### AIM OF THE EXERCISE
Can you write out all the lines word for word, with no pictures?
────
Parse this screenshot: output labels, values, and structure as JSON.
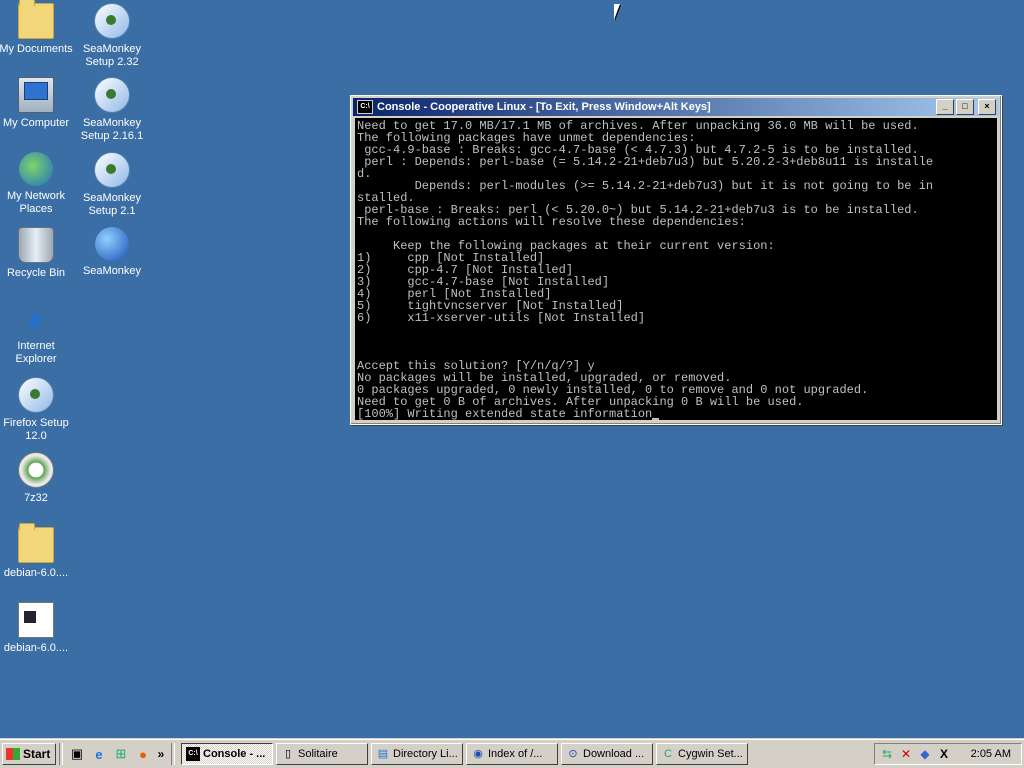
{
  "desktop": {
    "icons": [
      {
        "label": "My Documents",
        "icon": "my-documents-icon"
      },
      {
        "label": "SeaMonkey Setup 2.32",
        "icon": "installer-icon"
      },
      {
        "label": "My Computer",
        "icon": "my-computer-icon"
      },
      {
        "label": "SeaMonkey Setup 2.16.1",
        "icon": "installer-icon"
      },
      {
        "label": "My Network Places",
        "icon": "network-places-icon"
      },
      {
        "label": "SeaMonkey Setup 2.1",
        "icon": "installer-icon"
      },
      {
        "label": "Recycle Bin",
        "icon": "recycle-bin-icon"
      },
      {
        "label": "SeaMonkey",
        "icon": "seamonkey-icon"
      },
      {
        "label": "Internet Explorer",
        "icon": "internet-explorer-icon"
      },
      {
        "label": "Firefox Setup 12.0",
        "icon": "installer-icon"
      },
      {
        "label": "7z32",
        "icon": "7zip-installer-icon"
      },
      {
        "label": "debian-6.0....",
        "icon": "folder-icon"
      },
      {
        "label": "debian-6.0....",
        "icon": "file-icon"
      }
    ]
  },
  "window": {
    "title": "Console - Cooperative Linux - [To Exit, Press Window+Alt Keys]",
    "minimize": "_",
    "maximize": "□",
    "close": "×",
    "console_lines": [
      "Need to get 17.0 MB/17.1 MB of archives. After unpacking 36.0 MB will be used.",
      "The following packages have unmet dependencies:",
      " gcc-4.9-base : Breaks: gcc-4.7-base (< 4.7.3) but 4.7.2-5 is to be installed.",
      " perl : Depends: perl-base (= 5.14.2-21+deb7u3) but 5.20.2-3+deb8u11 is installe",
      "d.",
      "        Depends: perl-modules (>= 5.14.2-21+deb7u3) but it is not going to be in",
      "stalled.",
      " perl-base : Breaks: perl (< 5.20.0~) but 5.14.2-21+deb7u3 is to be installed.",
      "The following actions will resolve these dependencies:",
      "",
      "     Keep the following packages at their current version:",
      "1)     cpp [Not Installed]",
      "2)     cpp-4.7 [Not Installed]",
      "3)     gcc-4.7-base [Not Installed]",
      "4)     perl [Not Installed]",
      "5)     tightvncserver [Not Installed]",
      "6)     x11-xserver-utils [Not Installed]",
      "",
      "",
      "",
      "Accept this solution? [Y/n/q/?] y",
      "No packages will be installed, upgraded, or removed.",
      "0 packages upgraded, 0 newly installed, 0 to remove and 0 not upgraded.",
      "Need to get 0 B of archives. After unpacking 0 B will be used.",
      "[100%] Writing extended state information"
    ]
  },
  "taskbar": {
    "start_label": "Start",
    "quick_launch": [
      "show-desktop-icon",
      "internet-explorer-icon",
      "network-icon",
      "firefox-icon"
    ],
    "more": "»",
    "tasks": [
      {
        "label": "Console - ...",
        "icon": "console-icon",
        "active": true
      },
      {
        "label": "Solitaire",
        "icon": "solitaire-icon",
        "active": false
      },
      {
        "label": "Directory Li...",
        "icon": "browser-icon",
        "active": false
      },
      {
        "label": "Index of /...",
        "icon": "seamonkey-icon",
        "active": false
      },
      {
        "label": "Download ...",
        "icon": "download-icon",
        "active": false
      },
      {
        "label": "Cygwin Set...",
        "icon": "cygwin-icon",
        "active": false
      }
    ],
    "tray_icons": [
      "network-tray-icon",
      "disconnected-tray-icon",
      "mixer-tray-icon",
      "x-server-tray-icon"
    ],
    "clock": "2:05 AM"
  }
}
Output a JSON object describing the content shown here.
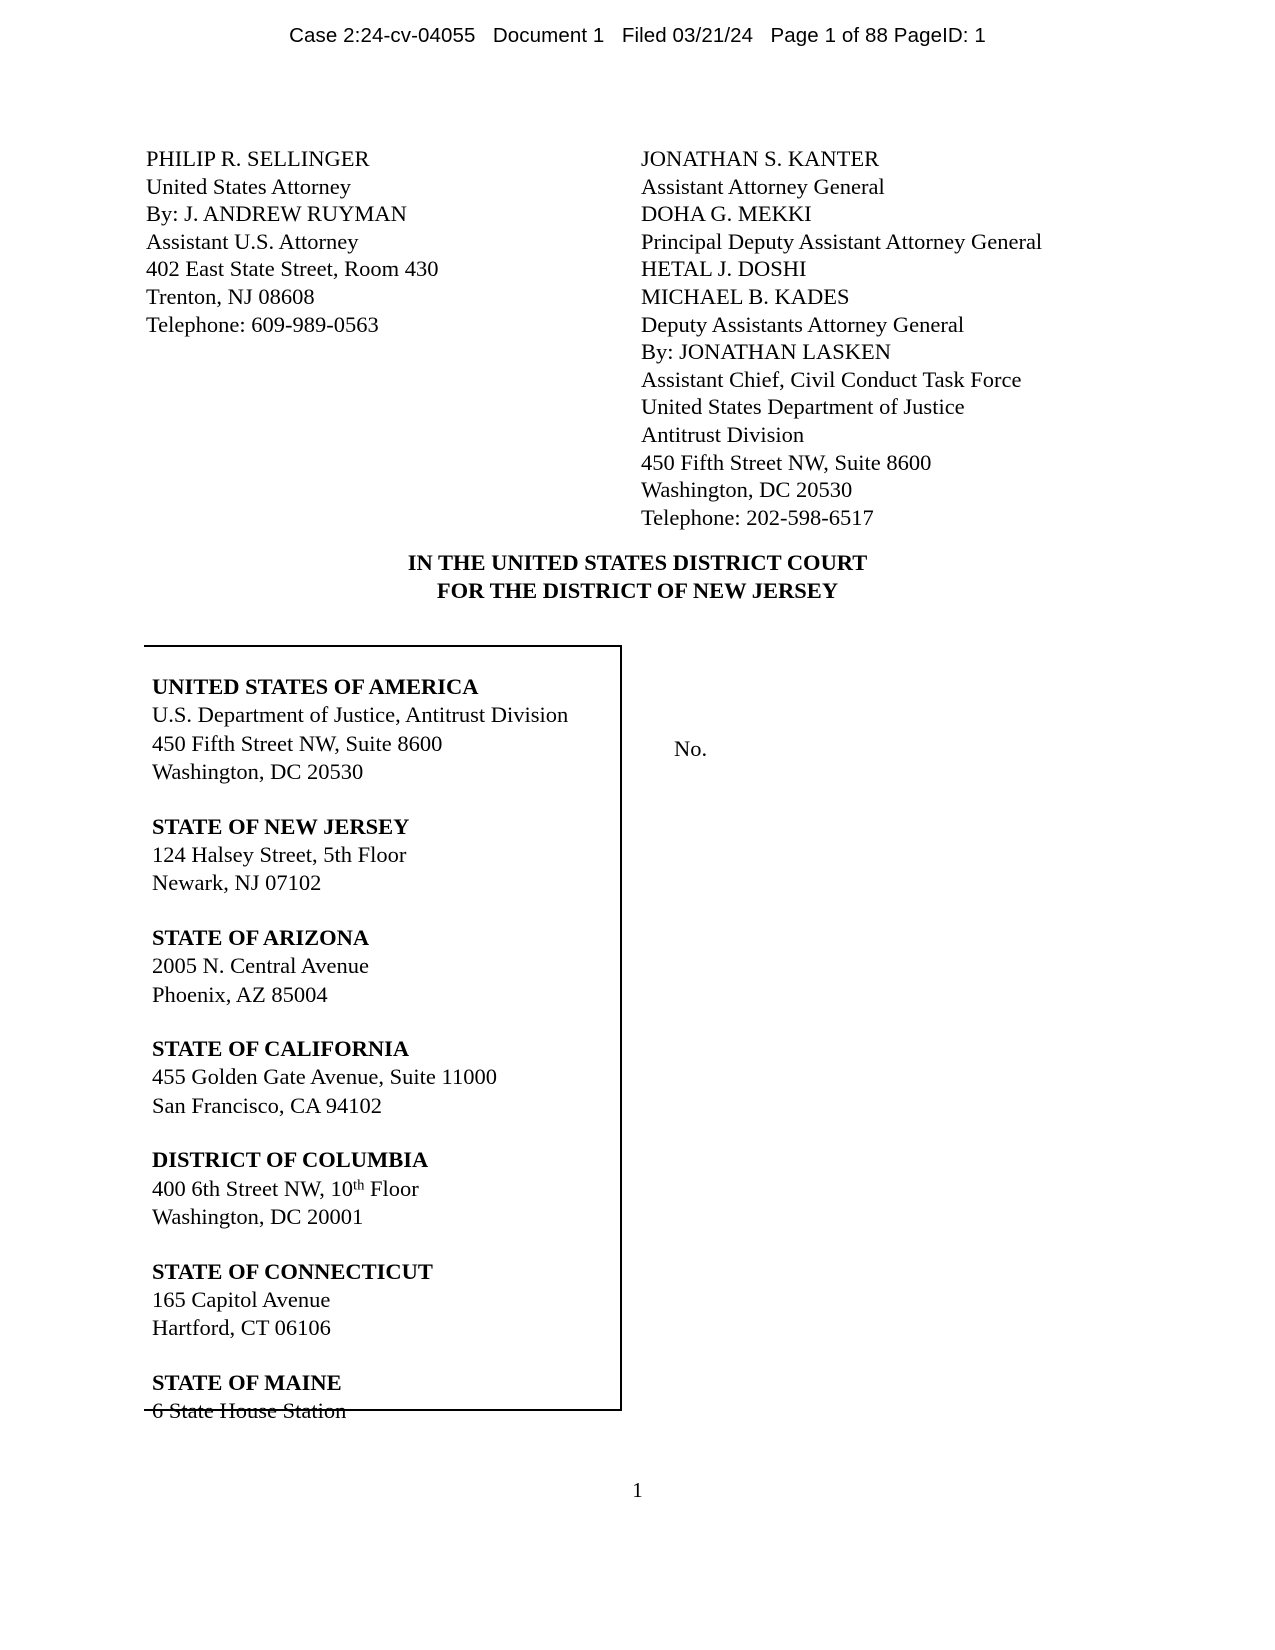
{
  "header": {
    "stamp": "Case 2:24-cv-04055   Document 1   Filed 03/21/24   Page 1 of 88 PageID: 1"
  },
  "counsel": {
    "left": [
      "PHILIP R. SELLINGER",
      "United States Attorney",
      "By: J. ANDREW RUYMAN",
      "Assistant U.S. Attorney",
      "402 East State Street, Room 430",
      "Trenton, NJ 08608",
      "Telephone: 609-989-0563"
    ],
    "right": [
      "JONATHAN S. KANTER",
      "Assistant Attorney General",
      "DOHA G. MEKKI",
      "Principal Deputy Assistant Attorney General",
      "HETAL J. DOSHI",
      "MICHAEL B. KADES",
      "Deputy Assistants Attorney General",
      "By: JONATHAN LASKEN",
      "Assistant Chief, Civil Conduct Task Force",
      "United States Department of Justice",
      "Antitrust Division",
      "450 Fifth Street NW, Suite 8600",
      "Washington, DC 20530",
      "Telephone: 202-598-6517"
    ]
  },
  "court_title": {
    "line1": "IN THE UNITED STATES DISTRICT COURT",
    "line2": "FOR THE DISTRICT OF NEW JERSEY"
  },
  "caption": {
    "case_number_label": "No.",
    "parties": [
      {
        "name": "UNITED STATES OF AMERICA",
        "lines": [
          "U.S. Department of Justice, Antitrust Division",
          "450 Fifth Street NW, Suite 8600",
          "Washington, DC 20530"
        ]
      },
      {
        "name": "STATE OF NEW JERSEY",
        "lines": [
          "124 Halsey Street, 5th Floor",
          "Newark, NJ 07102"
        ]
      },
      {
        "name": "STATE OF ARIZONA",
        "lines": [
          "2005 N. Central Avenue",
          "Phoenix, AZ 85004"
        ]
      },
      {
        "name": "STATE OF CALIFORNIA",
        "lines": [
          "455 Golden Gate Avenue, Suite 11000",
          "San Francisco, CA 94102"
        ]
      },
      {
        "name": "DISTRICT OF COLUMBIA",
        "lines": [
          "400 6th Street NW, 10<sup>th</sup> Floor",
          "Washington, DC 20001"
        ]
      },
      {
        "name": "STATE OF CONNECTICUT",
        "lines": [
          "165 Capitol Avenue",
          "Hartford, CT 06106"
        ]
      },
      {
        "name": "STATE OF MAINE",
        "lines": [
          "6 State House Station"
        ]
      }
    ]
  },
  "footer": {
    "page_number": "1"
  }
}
────
### REPLY
Parse this screenshot: output labels, values, and structure as JSON.
{
  "desktop": {
    "icons": [
      {
        "label": "My Documents",
        "icon": "my-documents-icon"
      },
      {
        "label": "SeaMonkey Setup 2.32",
        "icon": "installer-icon"
      },
      {
        "label": "My Computer",
        "icon": "my-computer-icon"
      },
      {
        "label": "SeaMonkey Setup 2.16.1",
        "icon": "installer-icon"
      },
      {
        "label": "My Network Places",
        "icon": "network-places-icon"
      },
      {
        "label": "SeaMonkey Setup 2.1",
        "icon": "installer-icon"
      },
      {
        "label": "Recycle Bin",
        "icon": "recycle-bin-icon"
      },
      {
        "label": "SeaMonkey",
        "icon": "seamonkey-icon"
      },
      {
        "label": "Internet Explorer",
        "icon": "internet-explorer-icon"
      },
      {
        "label": "Firefox Setup 12.0",
        "icon": "installer-icon"
      },
      {
        "label": "7z32",
        "icon": "7zip-installer-icon"
      },
      {
        "label": "debian-6.0....",
        "icon": "folder-icon"
      },
      {
        "label": "debian-6.0....",
        "icon": "file-icon"
      }
    ]
  },
  "window": {
    "title": "Console - Cooperative Linux - [To Exit, Press Window+Alt Keys]",
    "minimize": "_",
    "maximize": "□",
    "close": "×",
    "console_lines": [
      "Need to get 17.0 MB/17.1 MB of archives. After unpacking 36.0 MB will be used.",
      "The following packages have unmet dependencies:",
      " gcc-4.9-base : Breaks: gcc-4.7-base (< 4.7.3) but 4.7.2-5 is to be installed.",
      " perl : Depends: perl-base (= 5.14.2-21+deb7u3) but 5.20.2-3+deb8u11 is installe",
      "d.",
      "        Depends: perl-modules (>= 5.14.2-21+deb7u3) but it is not going to be in",
      "stalled.",
      " perl-base : Breaks: perl (< 5.20.0~) but 5.14.2-21+deb7u3 is to be installed.",
      "The following actions will resolve these dependencies:",
      "",
      "     Keep the following packages at their current version:",
      "1)     cpp [Not Installed]",
      "2)     cpp-4.7 [Not Installed]",
      "3)     gcc-4.7-base [Not Installed]",
      "4)     perl [Not Installed]",
      "5)     tightvncserver [Not Installed]",
      "6)     x11-xserver-utils [Not Installed]",
      "",
      "",
      "",
      "Accept this solution? [Y/n/q/?] y",
      "No packages will be installed, upgraded, or removed.",
      "0 packages upgraded, 0 newly installed, 0 to remove and 0 not upgraded.",
      "Need to get 0 B of archives. After unpacking 0 B will be used.",
      "[100%] Writing extended state information"
    ]
  },
  "taskbar": {
    "start_label": "Start",
    "quick_launch": [
      "show-desktop-icon",
      "internet-explorer-icon",
      "network-icon",
      "firefox-icon"
    ],
    "more": "»",
    "tasks": [
      {
        "label": "Console - ...",
        "icon": "console-icon",
        "active": true
      },
      {
        "label": "Solitaire",
        "icon": "solitaire-icon",
        "active": false
      },
      {
        "label": "Directory Li...",
        "icon": "browser-icon",
        "active": false
      },
      {
        "label": "Index of /...",
        "icon": "seamonkey-icon",
        "active": false
      },
      {
        "label": "Download ...",
        "icon": "download-icon",
        "active": false
      },
      {
        "label": "Cygwin Set...",
        "icon": "cygwin-icon",
        "active": false
      }
    ],
    "tray_icons": [
      "network-tray-icon",
      "disconnected-tray-icon",
      "mixer-tray-icon",
      "x-server-tray-icon"
    ],
    "clock": "2:05 AM"
  }
}
Output a JSON object describing the content shown here.
{
  "header": {
    "stamp": "Case 2:24-cv-04055   Document 1   Filed 03/21/24   Page 1 of 88 PageID: 1"
  },
  "counsel": {
    "left": [
      "PHILIP R. SELLINGER",
      "United States Attorney",
      "By: J. ANDREW RUYMAN",
      "Assistant U.S. Attorney",
      "402 East State Street, Room 430",
      "Trenton, NJ 08608",
      "Telephone: 609-989-0563"
    ],
    "right": [
      "JONATHAN S. KANTER",
      "Assistant Attorney General",
      "DOHA G. MEKKI",
      "Principal Deputy Assistant Attorney General",
      "HETAL J. DOSHI",
      "MICHAEL B. KADES",
      "Deputy Assistants Attorney General",
      "By: JONATHAN LASKEN",
      "Assistant Chief, Civil Conduct Task Force",
      "United States Department of Justice",
      "Antitrust Division",
      "450 Fifth Street NW, Suite 8600",
      "Washington, DC 20530",
      "Telephone: 202-598-6517"
    ]
  },
  "court_title": {
    "line1": "IN THE UNITED STATES DISTRICT COURT",
    "line2": "FOR THE DISTRICT OF NEW JERSEY"
  },
  "caption": {
    "case_number_label": "No.",
    "parties": [
      {
        "name": "UNITED STATES OF AMERICA",
        "lines": [
          "U.S. Department of Justice, Antitrust Division",
          "450 Fifth Street NW, Suite 8600",
          "Washington, DC 20530"
        ]
      },
      {
        "name": "STATE OF NEW JERSEY",
        "lines": [
          "124 Halsey Street, 5th Floor",
          "Newark, NJ 07102"
        ]
      },
      {
        "name": "STATE OF ARIZONA",
        "lines": [
          "2005 N. Central Avenue",
          "Phoenix, AZ 85004"
        ]
      },
      {
        "name": "STATE OF CALIFORNIA",
        "lines": [
          "455 Golden Gate Avenue, Suite 11000",
          "San Francisco, CA 94102"
        ]
      },
      {
        "name": "DISTRICT OF COLUMBIA",
        "lines": [
          "400 6th Street NW, 10<sup>th</sup> Floor",
          "Washington, DC 20001"
        ]
      },
      {
        "name": "STATE OF CONNECTICUT",
        "lines": [
          "165 Capitol Avenue",
          "Hartford, CT 06106"
        ]
      },
      {
        "name": "STATE OF MAINE",
        "lines": [
          "6 State House Station"
        ]
      }
    ]
  },
  "footer": {
    "page_number": "1"
  }
}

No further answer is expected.